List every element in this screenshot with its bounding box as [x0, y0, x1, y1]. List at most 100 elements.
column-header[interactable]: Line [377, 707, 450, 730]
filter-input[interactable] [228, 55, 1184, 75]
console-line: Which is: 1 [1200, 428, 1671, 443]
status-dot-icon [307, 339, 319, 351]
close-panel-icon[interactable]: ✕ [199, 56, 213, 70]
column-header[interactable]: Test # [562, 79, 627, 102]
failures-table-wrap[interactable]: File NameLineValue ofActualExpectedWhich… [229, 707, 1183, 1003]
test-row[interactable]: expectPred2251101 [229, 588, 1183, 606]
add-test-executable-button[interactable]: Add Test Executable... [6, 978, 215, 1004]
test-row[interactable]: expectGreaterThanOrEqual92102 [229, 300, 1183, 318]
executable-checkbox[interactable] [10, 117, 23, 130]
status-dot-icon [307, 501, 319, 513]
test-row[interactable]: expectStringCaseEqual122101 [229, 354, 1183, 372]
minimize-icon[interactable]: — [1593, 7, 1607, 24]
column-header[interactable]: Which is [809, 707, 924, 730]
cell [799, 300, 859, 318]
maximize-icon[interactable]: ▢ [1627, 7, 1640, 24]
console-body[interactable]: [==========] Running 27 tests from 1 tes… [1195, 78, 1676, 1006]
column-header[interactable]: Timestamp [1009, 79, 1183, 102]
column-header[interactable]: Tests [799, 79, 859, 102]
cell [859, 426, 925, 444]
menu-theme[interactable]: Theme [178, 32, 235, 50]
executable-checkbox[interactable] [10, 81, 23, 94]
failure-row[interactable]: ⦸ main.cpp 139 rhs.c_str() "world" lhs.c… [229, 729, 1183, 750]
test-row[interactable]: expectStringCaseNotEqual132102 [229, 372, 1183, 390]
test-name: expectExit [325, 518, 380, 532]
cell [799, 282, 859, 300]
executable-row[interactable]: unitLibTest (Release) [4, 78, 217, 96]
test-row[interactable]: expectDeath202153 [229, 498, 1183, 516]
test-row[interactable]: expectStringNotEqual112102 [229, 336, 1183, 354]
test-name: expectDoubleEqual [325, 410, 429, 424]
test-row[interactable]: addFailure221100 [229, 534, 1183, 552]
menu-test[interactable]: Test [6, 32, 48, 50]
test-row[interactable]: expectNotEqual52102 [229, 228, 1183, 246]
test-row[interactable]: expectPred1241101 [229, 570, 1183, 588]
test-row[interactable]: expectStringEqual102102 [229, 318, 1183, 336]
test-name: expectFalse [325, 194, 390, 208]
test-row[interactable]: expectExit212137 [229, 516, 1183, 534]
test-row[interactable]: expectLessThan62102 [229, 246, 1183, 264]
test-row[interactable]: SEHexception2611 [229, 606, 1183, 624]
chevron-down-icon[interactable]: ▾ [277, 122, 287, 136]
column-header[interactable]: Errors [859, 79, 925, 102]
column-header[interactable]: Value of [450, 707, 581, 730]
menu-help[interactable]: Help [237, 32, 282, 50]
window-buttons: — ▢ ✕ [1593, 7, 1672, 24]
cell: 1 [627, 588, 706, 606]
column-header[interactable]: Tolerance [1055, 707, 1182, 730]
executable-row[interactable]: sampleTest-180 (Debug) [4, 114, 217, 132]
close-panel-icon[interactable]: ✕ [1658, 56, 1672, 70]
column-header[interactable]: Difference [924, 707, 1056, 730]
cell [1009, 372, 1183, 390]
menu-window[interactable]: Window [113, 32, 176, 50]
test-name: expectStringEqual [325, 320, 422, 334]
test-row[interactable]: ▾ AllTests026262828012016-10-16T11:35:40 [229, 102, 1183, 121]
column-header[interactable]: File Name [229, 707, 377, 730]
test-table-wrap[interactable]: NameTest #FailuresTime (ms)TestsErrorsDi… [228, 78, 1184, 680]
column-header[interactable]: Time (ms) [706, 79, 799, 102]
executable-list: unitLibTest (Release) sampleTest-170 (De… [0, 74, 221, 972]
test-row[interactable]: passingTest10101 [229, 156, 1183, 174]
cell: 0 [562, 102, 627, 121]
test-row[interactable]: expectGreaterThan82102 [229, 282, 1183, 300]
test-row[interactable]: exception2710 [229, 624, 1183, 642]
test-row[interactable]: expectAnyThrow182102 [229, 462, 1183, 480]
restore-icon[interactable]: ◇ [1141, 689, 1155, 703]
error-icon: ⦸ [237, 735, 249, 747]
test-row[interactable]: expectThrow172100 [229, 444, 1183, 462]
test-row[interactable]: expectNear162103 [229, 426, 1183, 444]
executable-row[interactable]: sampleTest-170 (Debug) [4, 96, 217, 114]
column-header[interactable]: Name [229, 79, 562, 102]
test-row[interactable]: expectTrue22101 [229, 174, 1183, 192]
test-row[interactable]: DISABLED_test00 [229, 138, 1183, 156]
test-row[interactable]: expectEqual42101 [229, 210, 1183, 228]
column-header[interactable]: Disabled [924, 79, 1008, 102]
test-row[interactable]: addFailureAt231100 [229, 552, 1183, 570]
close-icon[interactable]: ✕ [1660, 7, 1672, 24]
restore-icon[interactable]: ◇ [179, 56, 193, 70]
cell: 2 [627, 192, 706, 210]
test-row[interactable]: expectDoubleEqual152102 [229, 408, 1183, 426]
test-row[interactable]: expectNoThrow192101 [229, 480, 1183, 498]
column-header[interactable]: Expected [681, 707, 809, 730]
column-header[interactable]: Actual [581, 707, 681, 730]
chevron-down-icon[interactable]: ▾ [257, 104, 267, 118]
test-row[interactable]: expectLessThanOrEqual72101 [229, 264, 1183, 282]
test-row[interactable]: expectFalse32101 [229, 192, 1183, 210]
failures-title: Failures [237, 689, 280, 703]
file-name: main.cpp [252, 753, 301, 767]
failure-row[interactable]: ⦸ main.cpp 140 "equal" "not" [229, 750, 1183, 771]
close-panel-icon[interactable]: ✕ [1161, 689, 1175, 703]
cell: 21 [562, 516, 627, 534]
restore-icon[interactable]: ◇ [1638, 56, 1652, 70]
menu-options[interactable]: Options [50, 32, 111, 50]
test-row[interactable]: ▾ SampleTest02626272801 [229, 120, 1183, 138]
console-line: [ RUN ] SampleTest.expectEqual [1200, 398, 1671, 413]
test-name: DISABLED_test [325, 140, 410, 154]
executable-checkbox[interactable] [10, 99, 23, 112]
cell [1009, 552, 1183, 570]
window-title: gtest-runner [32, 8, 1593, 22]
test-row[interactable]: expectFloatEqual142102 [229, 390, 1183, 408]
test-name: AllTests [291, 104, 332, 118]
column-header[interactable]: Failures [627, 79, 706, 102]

_Consegna:_ Inserisci tutte le righe dell'elenco qui sopra in una tabella Markdown con le colonne "Numero" e "Voce". Dai a ogni riga un numero progressivo e salta quelle vuote.

_Risposta:_
| Numero | Voce |
|---|---|
| 1 | List every element in this screenshot with its bounding box as [x0, y0, x1, y1]. List at most 100 elements. |
| 2 | column-header[interactable]: Line [377, 707, 450, 730] |
| 3 | filter-input[interactable] [228, 55, 1184, 75] |
| 4 | console-line: Which is: 1 [1200, 428, 1671, 443] |
| 5 | status-dot-icon [307, 339, 319, 351] |
| 6 | close-panel-icon[interactable]: ✕ [199, 56, 213, 70] |
| 7 | column-header[interactable]: Test # [562, 79, 627, 102] |
| 8 | failures-table-wrap[interactable]: File NameLineValue ofActualExpectedWhich… [229, 707, 1183, 1003] |
| 9 | test-row[interactable]: expectPred2251101 [229, 588, 1183, 606] |
| 10 | add-test-executable-button[interactable]: Add Test Executable... [6, 978, 215, 1004] |
| 11 | test-row[interactable]: expectGreaterThanOrEqual92102 [229, 300, 1183, 318] |
| 12 | executable-checkbox[interactable] [10, 117, 23, 130] |
| 13 | status-dot-icon [307, 501, 319, 513] |
| 14 | test-row[interactable]: expectStringCaseEqual122101 [229, 354, 1183, 372] |
| 15 | minimize-icon[interactable]: — [1593, 7, 1607, 24] |
| 16 | column-header[interactable]: Which is [809, 707, 924, 730] |
| 17 | cell [799, 300, 859, 318] |
| 18 | maximize-icon[interactable]: ▢ [1627, 7, 1640, 24] |
| 19 | console-body[interactable]: [==========] Running 27 tests from 1 tes… [1195, 78, 1676, 1006] |
| 20 | column-header[interactable]: Timestamp [1009, 79, 1183, 102] |
| 21 | column-header[interactable]: Tests [799, 79, 859, 102] |
| 22 | cell [859, 426, 925, 444] |
| 23 | menu-theme[interactable]: Theme [178, 32, 235, 50] |
| 24 | executable-checkbox[interactable] [10, 81, 23, 94] |
| 25 | failure-row[interactable]: ⦸ main.cpp 139 rhs.c_str() "world" lhs.c… [229, 729, 1183, 750] |
| 26 | test-row[interactable]: expectStringCaseNotEqual132102 [229, 372, 1183, 390] |
| 27 | test-name: expectExit [325, 518, 380, 532] |
| 28 | cell [799, 282, 859, 300] |
| 29 | executable-row[interactable]: unitLibTest (Release) [4, 78, 217, 96] |
| 30 | test-row[interactable]: expectDeath202153 [229, 498, 1183, 516] |
| 31 | test-row[interactable]: expectStringNotEqual112102 [229, 336, 1183, 354] |
| 32 | test-name: expectDoubleEqual [325, 410, 429, 424] |
| 33 | test-row[interactable]: addFailure221100 [229, 534, 1183, 552] |
| 34 | menu-test[interactable]: Test [6, 32, 48, 50] |
| 35 | test-row[interactable]: expectNotEqual52102 [229, 228, 1183, 246] |
| 36 | test-row[interactable]: expectPred1241101 [229, 570, 1183, 588] |
| 37 | test-row[interactable]: expectStringEqual102102 [229, 318, 1183, 336] |
| 38 | test-name: expectFalse [325, 194, 390, 208] |
| 39 | test-row[interactable]: expectExit212137 [229, 516, 1183, 534] |
| 40 | test-row[interactable]: expectLessThan62102 [229, 246, 1183, 264] |
| 41 | test-row[interactable]: SEHexception2611 [229, 606, 1183, 624] |
| 42 | chevron-down-icon[interactable]: ▾ [277, 122, 287, 136] |
| 43 | column-header[interactable]: Errors [859, 79, 925, 102] |
| 44 | column-header[interactable]: Value of [450, 707, 581, 730] |
| 45 | menu-help[interactable]: Help [237, 32, 282, 50] |
| 46 | window-buttons: — ▢ ✕ [1593, 7, 1672, 24] |
| 47 | cell: 1 [627, 588, 706, 606] |
| 48 | column-header[interactable]: Tolerance [1055, 707, 1182, 730] |
| 49 | executable-row[interactable]: sampleTest-180 (Debug) [4, 114, 217, 132] |
| 50 | close-panel-icon[interactable]: ✕ [1658, 56, 1672, 70] |
| 51 | column-header[interactable]: Difference [924, 707, 1056, 730] |
| 52 | cell [1009, 372, 1183, 390] |
| 53 | menu-window[interactable]: Window [113, 32, 176, 50] |
| 54 | test-name: expectStringEqual [325, 320, 422, 334] |
| 55 | test-row[interactable]: ▾ AllTests026262828012016-10-16T11:35:40 [229, 102, 1183, 121] |
| 56 | column-header[interactable]: File Name [229, 707, 377, 730] |
| 57 | test-table-wrap[interactable]: NameTest #FailuresTime (ms)TestsErrorsDi… [228, 78, 1184, 680] |
| 58 | column-header[interactable]: Time (ms) [706, 79, 799, 102] |
| 59 | executable-list: unitLibTest (Release) sampleTest-170 (De… [0, 74, 221, 972] |
| 60 | test-row[interactable]: passingTest10101 [229, 156, 1183, 174] |
| 61 | cell: 0 [562, 102, 627, 121] |
| 62 | test-row[interactable]: expectGreaterThan82102 [229, 282, 1183, 300] |
| 63 | test-row[interactable]: exception2710 [229, 624, 1183, 642] |
| 64 | test-row[interactable]: expectAnyThrow182102 [229, 462, 1183, 480] |
| 65 | restore-icon[interactable]: ◇ [1141, 689, 1155, 703] |
| 66 | error-icon: ⦸ [237, 735, 249, 747] |
| 67 | test-row[interactable]: expectThrow172100 [229, 444, 1183, 462] |
| 68 | test-row[interactable]: expectNear162103 [229, 426, 1183, 444] |
| 69 | executable-row[interactable]: sampleTest-170 (Debug) [4, 96, 217, 114] |
| 70 | column-header[interactable]: Name [229, 79, 562, 102] |
| 71 | test-row[interactable]: expectTrue22101 [229, 174, 1183, 192] |
| 72 | test-row[interactable]: DISABLED_test00 [229, 138, 1183, 156] |
| 73 | test-row[interactable]: expectEqual42101 [229, 210, 1183, 228] |
| 74 | column-header[interactable]: Disabled [924, 79, 1008, 102] |
| 75 | test-row[interactable]: addFailureAt231100 [229, 552, 1183, 570] |
| 76 | close-icon[interactable]: ✕ [1660, 7, 1672, 24] |
| 77 | restore-icon[interactable]: ◇ [179, 56, 193, 70] |
| 78 | cell: 2 [627, 192, 706, 210] |
| 79 | test-row[interactable]: expectDoubleEqual152102 [229, 408, 1183, 426] |
| 80 | test-row[interactable]: expectNoThrow192101 [229, 480, 1183, 498] |
| 81 | column-header[interactable]: Expected [681, 707, 809, 730] |
| 82 | column-header[interactable]: Actual [581, 707, 681, 730] |
| 83 | chevron-down-icon[interactable]: ▾ [257, 104, 267, 118] |
| 84 | test-row[interactable]: expectLessThanOrEqual72101 [229, 264, 1183, 282] |
| 85 | test-row[interactable]: expectFalse32101 [229, 192, 1183, 210] |
| 86 | failures-title: Failures [237, 689, 280, 703] |
| 87 | file-name: main.cpp [252, 753, 301, 767] |
| 88 | failure-row[interactable]: ⦸ main.cpp 140 "equal" "not" [229, 750, 1183, 771] |
| 89 | close-panel-icon[interactable]: ✕ [1161, 689, 1175, 703] |
| 90 | cell: 21 [562, 516, 627, 534] |
| 91 | restore-icon[interactable]: ◇ [1638, 56, 1652, 70] |
| 92 | menu-options[interactable]: Options [50, 32, 111, 50] |
| 93 | test-row[interactable]: ▾ SampleTest02626272801 [229, 120, 1183, 138] |
| 94 | console-line: [ RUN ] SampleTest.expectEqual [1200, 398, 1671, 413] |
| 95 | test-name: DISABLED_test [325, 140, 410, 154] |
| 96 | executable-checkbox[interactable] [10, 99, 23, 112] |
| 97 | cell [1009, 552, 1183, 570] |
| 98 | window-title: gtest-runner [32, 8, 1593, 22] |
| 99 | test-row[interactable]: expectFloatEqual142102 [229, 390, 1183, 408] |
| 100 | test-name: AllTests [291, 104, 332, 118] |
| 101 | column-header[interactable]: Failures [627, 79, 706, 102] |